Where the line holding "Serialize everything readable" appears, start copying, and continue exactly through the last line of the listing, skipping pictures.
------ AVAILABLE RECORDS ------
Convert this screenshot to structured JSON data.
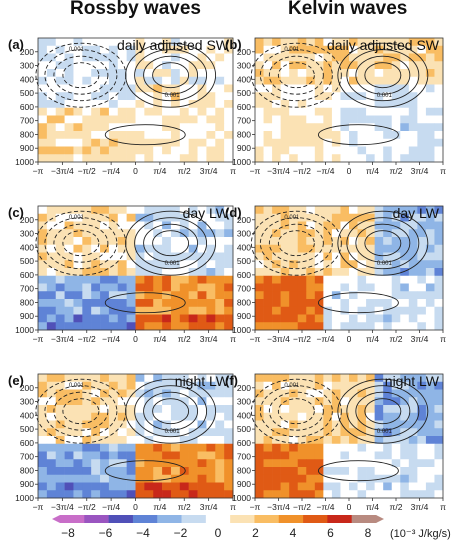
{
  "figure": {
    "column_titles": [
      "Rossby waves",
      "Kelvin waves"
    ]
  },
  "chart_data": [
    {
      "type": "heatmap",
      "panel": "(a)",
      "title": "daily adjusted SW",
      "wave": "Rossby waves",
      "x_ticks": [
        "−π",
        "−3π/4",
        "−π/2",
        "−π/4",
        "0",
        "π/4",
        "π/2",
        "3π/4",
        "π"
      ],
      "y_ticks": [
        "200",
        "300",
        "400",
        "500",
        "600",
        "700",
        "800",
        "900",
        "1000"
      ],
      "x_range": [
        -3.1416,
        3.1416
      ],
      "y_range_hPa": [
        100,
        1000
      ],
      "contour_label": "0.001",
      "approx_values": [
        {
          "x": -2.4,
          "p": 800,
          "value": 1.0
        },
        {
          "x": 0.5,
          "p": 650,
          "value": 0.8
        },
        {
          "x": 1.6,
          "p": 300,
          "value": 0.5
        },
        {
          "x": -1.5,
          "p": 350,
          "value": -0.6
        }
      ]
    },
    {
      "type": "heatmap",
      "panel": "(b)",
      "title": "daily adjusted SW",
      "wave": "Kelvin waves",
      "x_ticks": [
        "−π",
        "−3π/4",
        "−π/2",
        "−π/4",
        "0",
        "π/4",
        "π/2",
        "3π/4",
        "π"
      ],
      "y_ticks": [
        "200",
        "300",
        "400",
        "500",
        "600",
        "700",
        "800",
        "900",
        "1000"
      ],
      "x_range": [
        -3.1416,
        3.1416
      ],
      "y_range_hPa": [
        100,
        1000
      ],
      "contour_label": "0.001",
      "approx_values": [
        {
          "x": -1.0,
          "p": 300,
          "value": 1.2
        },
        {
          "x": 1.2,
          "p": 750,
          "value": -0.8
        },
        {
          "x": -2.2,
          "p": 700,
          "value": -0.5
        }
      ]
    },
    {
      "type": "heatmap",
      "panel": "(c)",
      "title": "day LW",
      "wave": "Rossby waves",
      "x_ticks": [
        "−π",
        "−3π/4",
        "−π/2",
        "−π/4",
        "0",
        "π/4",
        "π/2",
        "3π/4",
        "π"
      ],
      "y_ticks": [
        "200",
        "300",
        "400",
        "500",
        "600",
        "700",
        "800",
        "900",
        "1000"
      ],
      "x_range": [
        -3.1416,
        3.1416
      ],
      "y_range_hPa": [
        100,
        1000
      ],
      "contour_label": "0.001",
      "approx_values": [
        {
          "x": -2.0,
          "p": 800,
          "value": -2.0
        },
        {
          "x": 1.6,
          "p": 800,
          "value": 4.0
        },
        {
          "x": -2.2,
          "p": 250,
          "value": 2.0
        }
      ]
    },
    {
      "type": "heatmap",
      "panel": "(d)",
      "title": "day LW",
      "wave": "Kelvin waves",
      "x_ticks": [
        "−π",
        "−3π/4",
        "−π/2",
        "−π/4",
        "0",
        "π/4",
        "π/2",
        "3π/4",
        "π"
      ],
      "y_ticks": [
        "200",
        "300",
        "400",
        "500",
        "600",
        "700",
        "800",
        "900",
        "1000"
      ],
      "x_range": [
        -3.1416,
        3.1416
      ],
      "y_range_hPa": [
        100,
        1000
      ],
      "contour_label": "0.001",
      "approx_values": [
        {
          "x": -2.4,
          "p": 800,
          "value": 5.0
        },
        {
          "x": -0.6,
          "p": 250,
          "value": 2.0
        },
        {
          "x": 1.8,
          "p": 300,
          "value": -2.0
        }
      ]
    },
    {
      "type": "heatmap",
      "panel": "(e)",
      "title": "night LW",
      "wave": "Rossby waves",
      "x_ticks": [
        "−π",
        "−3π/4",
        "−π/2",
        "−π/4",
        "0",
        "π/4",
        "π/2",
        "3π/4",
        "π"
      ],
      "y_ticks": [
        "200",
        "300",
        "400",
        "500",
        "600",
        "700",
        "800",
        "900",
        "1000"
      ],
      "x_range": [
        -3.1416,
        3.1416
      ],
      "y_range_hPa": [
        100,
        1000
      ],
      "contour_label": "0.001",
      "approx_values": [
        {
          "x": -2.0,
          "p": 800,
          "value": -2.0
        },
        {
          "x": 1.6,
          "p": 800,
          "value": 3.0
        }
      ]
    },
    {
      "type": "heatmap",
      "panel": "(f)",
      "title": "night LW",
      "wave": "Kelvin waves",
      "x_ticks": [
        "−π",
        "−3π/4",
        "−π/2",
        "−π/4",
        "0",
        "π/4",
        "π/2",
        "3π/4",
        "π"
      ],
      "y_ticks": [
        "200",
        "300",
        "400",
        "500",
        "600",
        "700",
        "800",
        "900",
        "1000"
      ],
      "x_range": [
        -3.1416,
        3.1416
      ],
      "y_range_hPa": [
        100,
        1000
      ],
      "contour_label": "0.001",
      "approx_values": [
        {
          "x": -2.4,
          "p": 800,
          "value": 4.0
        },
        {
          "x": -0.6,
          "p": 250,
          "value": 2.0
        },
        {
          "x": 1.8,
          "p": 300,
          "value": -2.0
        }
      ]
    }
  ],
  "colorbar": {
    "ticks": [
      "−8",
      "−6",
      "−4",
      "−2",
      "0",
      "2",
      "4",
      "6",
      "8"
    ],
    "range": [
      -8,
      8
    ],
    "unit_label": "(10⁻³ J/kg/s)",
    "colors": [
      "#c86ec8",
      "#9a55c0",
      "#5050b8",
      "#5f83d6",
      "#8fb5e6",
      "#c7dbf0",
      "#ffffff",
      "#fbe2b4",
      "#f9bd63",
      "#f0912a",
      "#e05a15",
      "#c8281a",
      "#b88a80"
    ]
  }
}
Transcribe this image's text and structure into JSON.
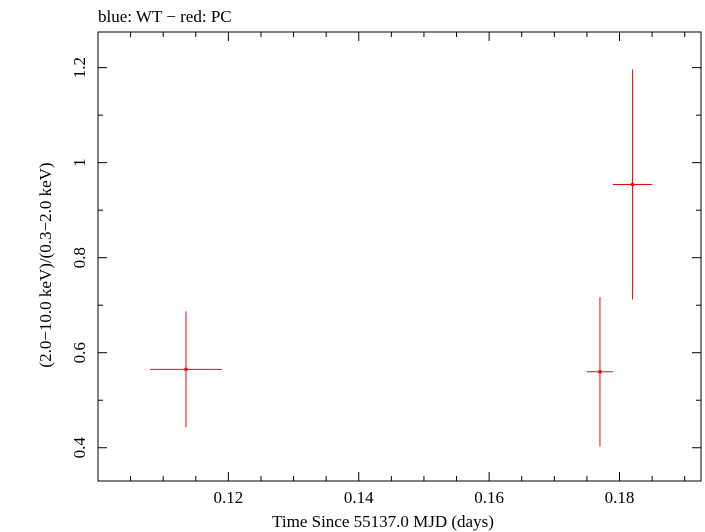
{
  "chart_data": {
    "type": "scatter",
    "title": "blue: WT − red: PC",
    "xlabel": "Time Since 55137.0 MJD (days)",
    "ylabel": "(2.0−10.0 keV)/(0.3−2.0 keV)",
    "xlim": [
      0.1,
      0.1925
    ],
    "ylim": [
      0.33,
      1.275
    ],
    "x_major_ticks": [
      0.12,
      0.14,
      0.16,
      0.18
    ],
    "x_tick_labels": [
      "0.12",
      "0.14",
      "0.16",
      "0.18"
    ],
    "x_minor_ticks": [
      0.105,
      0.11,
      0.115,
      0.125,
      0.13,
      0.135,
      0.145,
      0.15,
      0.155,
      0.165,
      0.17,
      0.175,
      0.185,
      0.19
    ],
    "y_major_ticks": [
      0.4,
      0.6,
      0.8,
      1.0,
      1.2
    ],
    "y_tick_labels": [
      "0.4",
      "0.6",
      "0.8",
      "1",
      "1.2"
    ],
    "y_minor_ticks": [
      0.5,
      0.7,
      0.9,
      1.1
    ],
    "grid": false,
    "series": [
      {
        "name": "PC",
        "color": "#ff0000",
        "points": [
          {
            "x": 0.1135,
            "xerr_lo": 0.0055,
            "xerr_hi": 0.0055,
            "y": 0.565,
            "yerr_lo": 0.122,
            "yerr_hi": 0.122
          },
          {
            "x": 0.177,
            "xerr_lo": 0.002,
            "xerr_hi": 0.002,
            "y": 0.56,
            "yerr_lo": 0.157,
            "yerr_hi": 0.157
          },
          {
            "x": 0.182,
            "xerr_lo": 0.003,
            "xerr_hi": 0.003,
            "y": 0.954,
            "yerr_lo": 0.242,
            "yerr_hi": 0.242
          }
        ]
      },
      {
        "name": "WT",
        "color": "#0000ff",
        "points": []
      }
    ]
  }
}
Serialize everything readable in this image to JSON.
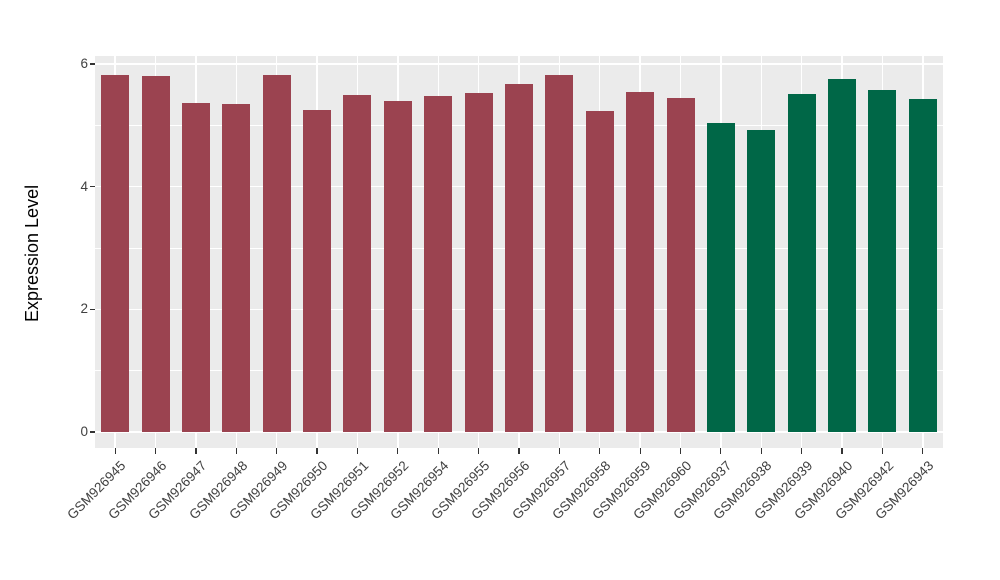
{
  "chart_data": {
    "type": "bar",
    "title": "",
    "xlabel": "",
    "ylabel": "Expression Level",
    "ylim": [
      0,
      6.15
    ],
    "yticks": [
      0,
      2,
      4,
      6
    ],
    "minor_yticks": [
      1,
      3,
      5
    ],
    "grid": "on",
    "legend": "none",
    "categories": [
      "GSM926945",
      "GSM926946",
      "GSM926947",
      "GSM926948",
      "GSM926949",
      "GSM926950",
      "GSM926951",
      "GSM926952",
      "GSM926954",
      "GSM926955",
      "GSM926956",
      "GSM926957",
      "GSM926958",
      "GSM926959",
      "GSM926960",
      "GSM926937",
      "GSM926938",
      "GSM926939",
      "GSM926940",
      "GSM926942",
      "GSM926943"
    ],
    "values": [
      5.82,
      5.81,
      5.37,
      5.35,
      5.82,
      5.25,
      5.5,
      5.4,
      5.48,
      5.53,
      5.68,
      5.82,
      5.24,
      5.55,
      5.45,
      5.04,
      4.93,
      5.51,
      5.76,
      5.58,
      5.43
    ],
    "bar_colors": [
      "#9B4350",
      "#9B4350",
      "#9B4350",
      "#9B4350",
      "#9B4350",
      "#9B4350",
      "#9B4350",
      "#9B4350",
      "#9B4350",
      "#9B4350",
      "#9B4350",
      "#9B4350",
      "#9B4350",
      "#9B4350",
      "#9B4350",
      "#006747",
      "#006747",
      "#006747",
      "#006747",
      "#006747",
      "#006747"
    ],
    "group_colors": {
      "left_group": "#9B4350",
      "right_group": "#006747"
    }
  },
  "style": {
    "panel_bg": "#EBEBEB",
    "grid_color": "#FFFFFF",
    "tick_mark_color": "#333333",
    "tick_label_color": "#404040",
    "axis_title_color": "#000000",
    "figure_bg": "#FFFFFF"
  }
}
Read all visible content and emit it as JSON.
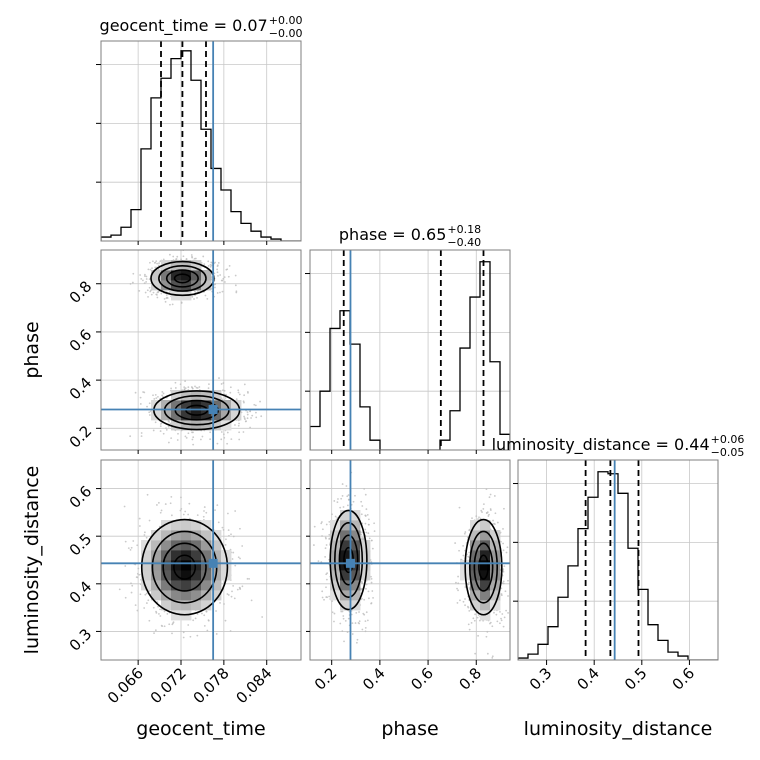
------
**TASK OUTPUT:**
Serialize everything readable in this image to JSON.
{
  "chart_data": {
    "type": "bar",
    "title": "",
    "xlabel": "",
    "ylabel": "Expression Level",
    "ylim": [
      0,
      6.15
    ],
    "yticks": [
      0,
      2,
      4,
      6
    ],
    "minor_yticks": [
      1,
      3,
      5
    ],
    "grid": "on",
    "legend": "none",
    "categories": [
      "GSM926945",
      "GSM926946",
      "GSM926947",
      "GSM926948",
      "GSM926949",
      "GSM926950",
      "GSM926951",
      "GSM926952",
      "GSM926954",
      "GSM926955",
      "GSM926956",
      "GSM926957",
      "GSM926958",
      "GSM926959",
      "GSM926960",
      "GSM926937",
      "GSM926938",
      "GSM926939",
      "GSM926940",
      "GSM926942",
      "GSM926943"
    ],
    "values": [
      5.82,
      5.81,
      5.37,
      5.35,
      5.82,
      5.25,
      5.5,
      5.4,
      5.48,
      5.53,
      5.68,
      5.82,
      5.24,
      5.55,
      5.45,
      5.04,
      4.93,
      5.51,
      5.76,
      5.58,
      5.43
    ],
    "bar_colors": [
      "#9B4350",
      "#9B4350",
      "#9B4350",
      "#9B4350",
      "#9B4350",
      "#9B4350",
      "#9B4350",
      "#9B4350",
      "#9B4350",
      "#9B4350",
      "#9B4350",
      "#9B4350",
      "#9B4350",
      "#9B4350",
      "#9B4350",
      "#006747",
      "#006747",
      "#006747",
      "#006747",
      "#006747",
      "#006747"
    ],
    "group_colors": {
      "left_group": "#9B4350",
      "right_group": "#006747"
    }
  },
  "style": {
    "panel_bg": "#EBEBEB",
    "grid_color": "#FFFFFF",
    "tick_mark_color": "#333333",
    "tick_label_color": "#404040",
    "axis_title_color": "#000000",
    "figure_bg": "#FFFFFF"
  }
}
Read all visible content and emit it as JSON.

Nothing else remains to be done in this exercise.